## Directions
Go over the entries below line by line, copying each one that contains the word "staff".

## Data supplied
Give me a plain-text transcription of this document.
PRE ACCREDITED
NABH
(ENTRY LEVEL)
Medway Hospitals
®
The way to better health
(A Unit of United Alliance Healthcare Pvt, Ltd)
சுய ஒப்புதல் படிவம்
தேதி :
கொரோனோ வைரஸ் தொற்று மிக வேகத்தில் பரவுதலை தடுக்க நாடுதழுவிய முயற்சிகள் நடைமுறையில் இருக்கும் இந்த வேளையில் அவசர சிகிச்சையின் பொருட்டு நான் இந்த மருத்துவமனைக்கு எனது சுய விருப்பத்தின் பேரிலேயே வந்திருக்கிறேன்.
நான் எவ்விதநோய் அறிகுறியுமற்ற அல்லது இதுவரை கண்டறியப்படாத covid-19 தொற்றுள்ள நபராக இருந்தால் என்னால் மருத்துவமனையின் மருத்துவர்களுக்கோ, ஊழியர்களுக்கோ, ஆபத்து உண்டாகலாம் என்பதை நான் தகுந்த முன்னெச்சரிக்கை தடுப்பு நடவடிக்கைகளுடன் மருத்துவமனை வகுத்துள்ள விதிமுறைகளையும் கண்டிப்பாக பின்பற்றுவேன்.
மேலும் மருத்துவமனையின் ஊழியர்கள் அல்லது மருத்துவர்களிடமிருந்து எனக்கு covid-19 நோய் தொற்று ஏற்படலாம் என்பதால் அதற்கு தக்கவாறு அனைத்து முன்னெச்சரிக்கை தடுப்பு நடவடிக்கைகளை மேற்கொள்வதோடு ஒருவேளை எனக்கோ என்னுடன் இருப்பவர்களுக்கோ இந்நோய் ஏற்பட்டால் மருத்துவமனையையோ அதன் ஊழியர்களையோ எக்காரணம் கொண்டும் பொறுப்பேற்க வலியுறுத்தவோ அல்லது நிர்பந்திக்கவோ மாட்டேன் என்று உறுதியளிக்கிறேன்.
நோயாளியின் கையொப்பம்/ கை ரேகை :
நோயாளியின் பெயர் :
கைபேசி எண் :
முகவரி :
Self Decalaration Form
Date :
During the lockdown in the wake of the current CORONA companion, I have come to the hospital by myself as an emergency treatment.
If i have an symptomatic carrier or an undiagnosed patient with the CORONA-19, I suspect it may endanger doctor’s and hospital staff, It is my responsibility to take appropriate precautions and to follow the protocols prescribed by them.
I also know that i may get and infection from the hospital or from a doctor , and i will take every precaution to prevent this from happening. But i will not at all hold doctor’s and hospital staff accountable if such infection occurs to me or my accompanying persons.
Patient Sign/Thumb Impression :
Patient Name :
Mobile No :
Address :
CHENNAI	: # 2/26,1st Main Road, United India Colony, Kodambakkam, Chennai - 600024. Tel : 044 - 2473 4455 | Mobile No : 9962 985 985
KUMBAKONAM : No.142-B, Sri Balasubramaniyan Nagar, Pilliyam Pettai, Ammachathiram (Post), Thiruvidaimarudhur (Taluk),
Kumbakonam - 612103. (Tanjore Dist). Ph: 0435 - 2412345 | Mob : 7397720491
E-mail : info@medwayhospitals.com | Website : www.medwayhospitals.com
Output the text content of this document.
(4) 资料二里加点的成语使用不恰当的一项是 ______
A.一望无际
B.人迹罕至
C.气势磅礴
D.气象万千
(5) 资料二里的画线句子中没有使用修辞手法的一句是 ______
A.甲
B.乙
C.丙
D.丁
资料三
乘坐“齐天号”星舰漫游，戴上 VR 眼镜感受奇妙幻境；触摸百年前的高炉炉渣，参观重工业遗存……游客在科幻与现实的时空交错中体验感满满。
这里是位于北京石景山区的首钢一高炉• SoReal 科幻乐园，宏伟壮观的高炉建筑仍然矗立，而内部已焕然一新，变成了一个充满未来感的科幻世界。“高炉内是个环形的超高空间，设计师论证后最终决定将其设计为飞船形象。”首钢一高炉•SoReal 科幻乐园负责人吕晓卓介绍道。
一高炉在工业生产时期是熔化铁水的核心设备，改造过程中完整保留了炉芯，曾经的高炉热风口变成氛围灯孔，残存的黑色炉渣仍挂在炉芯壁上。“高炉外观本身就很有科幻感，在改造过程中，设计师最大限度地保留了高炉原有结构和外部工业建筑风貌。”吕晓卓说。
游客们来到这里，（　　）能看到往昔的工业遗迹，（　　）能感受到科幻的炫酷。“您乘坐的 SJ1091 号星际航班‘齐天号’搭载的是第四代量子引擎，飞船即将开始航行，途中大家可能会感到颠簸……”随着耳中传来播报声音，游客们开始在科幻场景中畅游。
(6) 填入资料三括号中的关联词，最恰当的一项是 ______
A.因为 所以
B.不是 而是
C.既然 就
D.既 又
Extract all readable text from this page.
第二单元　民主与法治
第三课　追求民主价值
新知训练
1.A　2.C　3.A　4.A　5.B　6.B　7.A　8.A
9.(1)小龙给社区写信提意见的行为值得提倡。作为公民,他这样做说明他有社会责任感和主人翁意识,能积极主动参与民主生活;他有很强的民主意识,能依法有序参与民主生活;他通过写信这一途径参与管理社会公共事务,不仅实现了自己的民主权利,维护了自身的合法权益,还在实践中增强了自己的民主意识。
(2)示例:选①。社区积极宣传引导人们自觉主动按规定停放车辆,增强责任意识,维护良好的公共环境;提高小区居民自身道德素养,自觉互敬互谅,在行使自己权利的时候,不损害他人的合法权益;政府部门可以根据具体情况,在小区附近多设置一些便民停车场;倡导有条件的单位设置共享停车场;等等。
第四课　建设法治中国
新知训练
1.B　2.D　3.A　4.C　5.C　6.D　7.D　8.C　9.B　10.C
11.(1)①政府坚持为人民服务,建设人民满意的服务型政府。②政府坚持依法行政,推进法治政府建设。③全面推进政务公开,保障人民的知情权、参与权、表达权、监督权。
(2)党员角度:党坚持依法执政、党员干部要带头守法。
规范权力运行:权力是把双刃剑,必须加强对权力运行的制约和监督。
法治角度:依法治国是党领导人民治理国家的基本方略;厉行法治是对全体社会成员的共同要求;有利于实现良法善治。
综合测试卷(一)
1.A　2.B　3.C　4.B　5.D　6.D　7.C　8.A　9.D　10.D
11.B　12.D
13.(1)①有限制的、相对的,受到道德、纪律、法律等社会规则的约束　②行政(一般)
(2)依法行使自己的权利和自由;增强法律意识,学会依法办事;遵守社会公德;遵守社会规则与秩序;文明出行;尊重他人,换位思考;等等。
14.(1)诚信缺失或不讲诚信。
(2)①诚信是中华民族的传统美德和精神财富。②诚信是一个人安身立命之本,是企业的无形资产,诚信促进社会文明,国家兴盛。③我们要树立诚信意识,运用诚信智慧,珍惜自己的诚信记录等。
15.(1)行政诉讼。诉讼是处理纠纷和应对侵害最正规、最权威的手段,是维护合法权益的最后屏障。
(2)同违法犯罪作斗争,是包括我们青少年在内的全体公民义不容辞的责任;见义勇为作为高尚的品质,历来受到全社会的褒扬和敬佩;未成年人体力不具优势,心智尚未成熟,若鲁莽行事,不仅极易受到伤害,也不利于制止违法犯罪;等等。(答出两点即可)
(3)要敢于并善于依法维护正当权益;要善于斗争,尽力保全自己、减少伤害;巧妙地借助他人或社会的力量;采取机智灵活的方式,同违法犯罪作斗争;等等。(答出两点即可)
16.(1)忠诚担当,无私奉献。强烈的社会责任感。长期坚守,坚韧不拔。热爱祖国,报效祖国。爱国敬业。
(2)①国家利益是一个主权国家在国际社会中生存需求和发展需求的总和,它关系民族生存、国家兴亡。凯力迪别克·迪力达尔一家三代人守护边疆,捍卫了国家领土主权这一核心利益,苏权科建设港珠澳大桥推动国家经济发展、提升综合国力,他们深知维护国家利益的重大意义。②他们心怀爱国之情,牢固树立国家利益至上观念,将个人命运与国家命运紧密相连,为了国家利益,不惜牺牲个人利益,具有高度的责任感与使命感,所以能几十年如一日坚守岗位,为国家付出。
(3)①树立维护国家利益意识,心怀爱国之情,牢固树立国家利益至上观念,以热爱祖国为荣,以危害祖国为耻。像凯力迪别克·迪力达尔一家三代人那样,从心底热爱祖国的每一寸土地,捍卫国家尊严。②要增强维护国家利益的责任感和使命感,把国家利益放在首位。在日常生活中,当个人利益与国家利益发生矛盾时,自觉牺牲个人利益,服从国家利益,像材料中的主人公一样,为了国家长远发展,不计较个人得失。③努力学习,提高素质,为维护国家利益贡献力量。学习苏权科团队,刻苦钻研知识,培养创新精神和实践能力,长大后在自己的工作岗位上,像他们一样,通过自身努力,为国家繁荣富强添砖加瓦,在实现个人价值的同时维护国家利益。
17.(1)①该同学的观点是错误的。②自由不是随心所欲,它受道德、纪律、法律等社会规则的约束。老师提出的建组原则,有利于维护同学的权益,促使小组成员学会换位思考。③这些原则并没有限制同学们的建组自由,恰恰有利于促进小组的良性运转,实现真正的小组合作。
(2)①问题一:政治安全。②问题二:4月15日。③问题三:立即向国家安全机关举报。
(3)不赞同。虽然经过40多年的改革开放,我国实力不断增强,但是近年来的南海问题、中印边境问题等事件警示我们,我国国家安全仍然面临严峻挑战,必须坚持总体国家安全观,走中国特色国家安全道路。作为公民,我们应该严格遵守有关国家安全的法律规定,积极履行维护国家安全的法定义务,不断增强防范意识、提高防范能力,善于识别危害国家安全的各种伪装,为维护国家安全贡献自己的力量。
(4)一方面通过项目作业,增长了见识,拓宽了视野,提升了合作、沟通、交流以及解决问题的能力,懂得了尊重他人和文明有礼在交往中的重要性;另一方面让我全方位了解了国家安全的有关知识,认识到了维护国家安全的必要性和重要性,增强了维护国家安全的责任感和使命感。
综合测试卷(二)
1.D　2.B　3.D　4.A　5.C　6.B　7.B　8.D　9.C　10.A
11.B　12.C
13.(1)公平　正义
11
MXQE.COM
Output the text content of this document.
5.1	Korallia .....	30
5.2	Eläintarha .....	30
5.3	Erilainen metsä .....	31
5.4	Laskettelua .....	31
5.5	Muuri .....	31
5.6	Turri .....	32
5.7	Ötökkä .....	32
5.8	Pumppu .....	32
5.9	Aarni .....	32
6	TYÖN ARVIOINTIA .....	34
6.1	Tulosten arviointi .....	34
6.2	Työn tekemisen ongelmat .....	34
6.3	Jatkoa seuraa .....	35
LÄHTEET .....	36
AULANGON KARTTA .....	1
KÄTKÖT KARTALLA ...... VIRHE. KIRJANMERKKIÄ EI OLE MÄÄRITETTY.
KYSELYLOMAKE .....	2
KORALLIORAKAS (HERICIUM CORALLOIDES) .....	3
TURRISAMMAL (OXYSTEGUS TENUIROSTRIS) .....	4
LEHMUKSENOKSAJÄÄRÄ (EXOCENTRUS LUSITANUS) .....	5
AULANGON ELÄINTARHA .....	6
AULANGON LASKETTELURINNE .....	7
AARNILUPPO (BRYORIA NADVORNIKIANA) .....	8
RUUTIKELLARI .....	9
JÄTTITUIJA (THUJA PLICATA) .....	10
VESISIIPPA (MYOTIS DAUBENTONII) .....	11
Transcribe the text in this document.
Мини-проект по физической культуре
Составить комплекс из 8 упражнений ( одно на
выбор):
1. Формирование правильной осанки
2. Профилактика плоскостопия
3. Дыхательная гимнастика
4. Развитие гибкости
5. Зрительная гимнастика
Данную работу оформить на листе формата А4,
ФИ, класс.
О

## Problem solution
If i have an symptomatic carrier or an undiagnosed patient with the CORONA-19, I suspect it may endanger doctor’s and hospital staff, It is my responsibility to take appropriate precautions and to follow the protocols prescribed by them.
I also know that i may get and infection from the hospital or from a doctor , and i will take every precaution to prevent this from happening. But i will not at all hold doctor’s and hospital staff accountable if such infection occurs to me or my accompanying persons.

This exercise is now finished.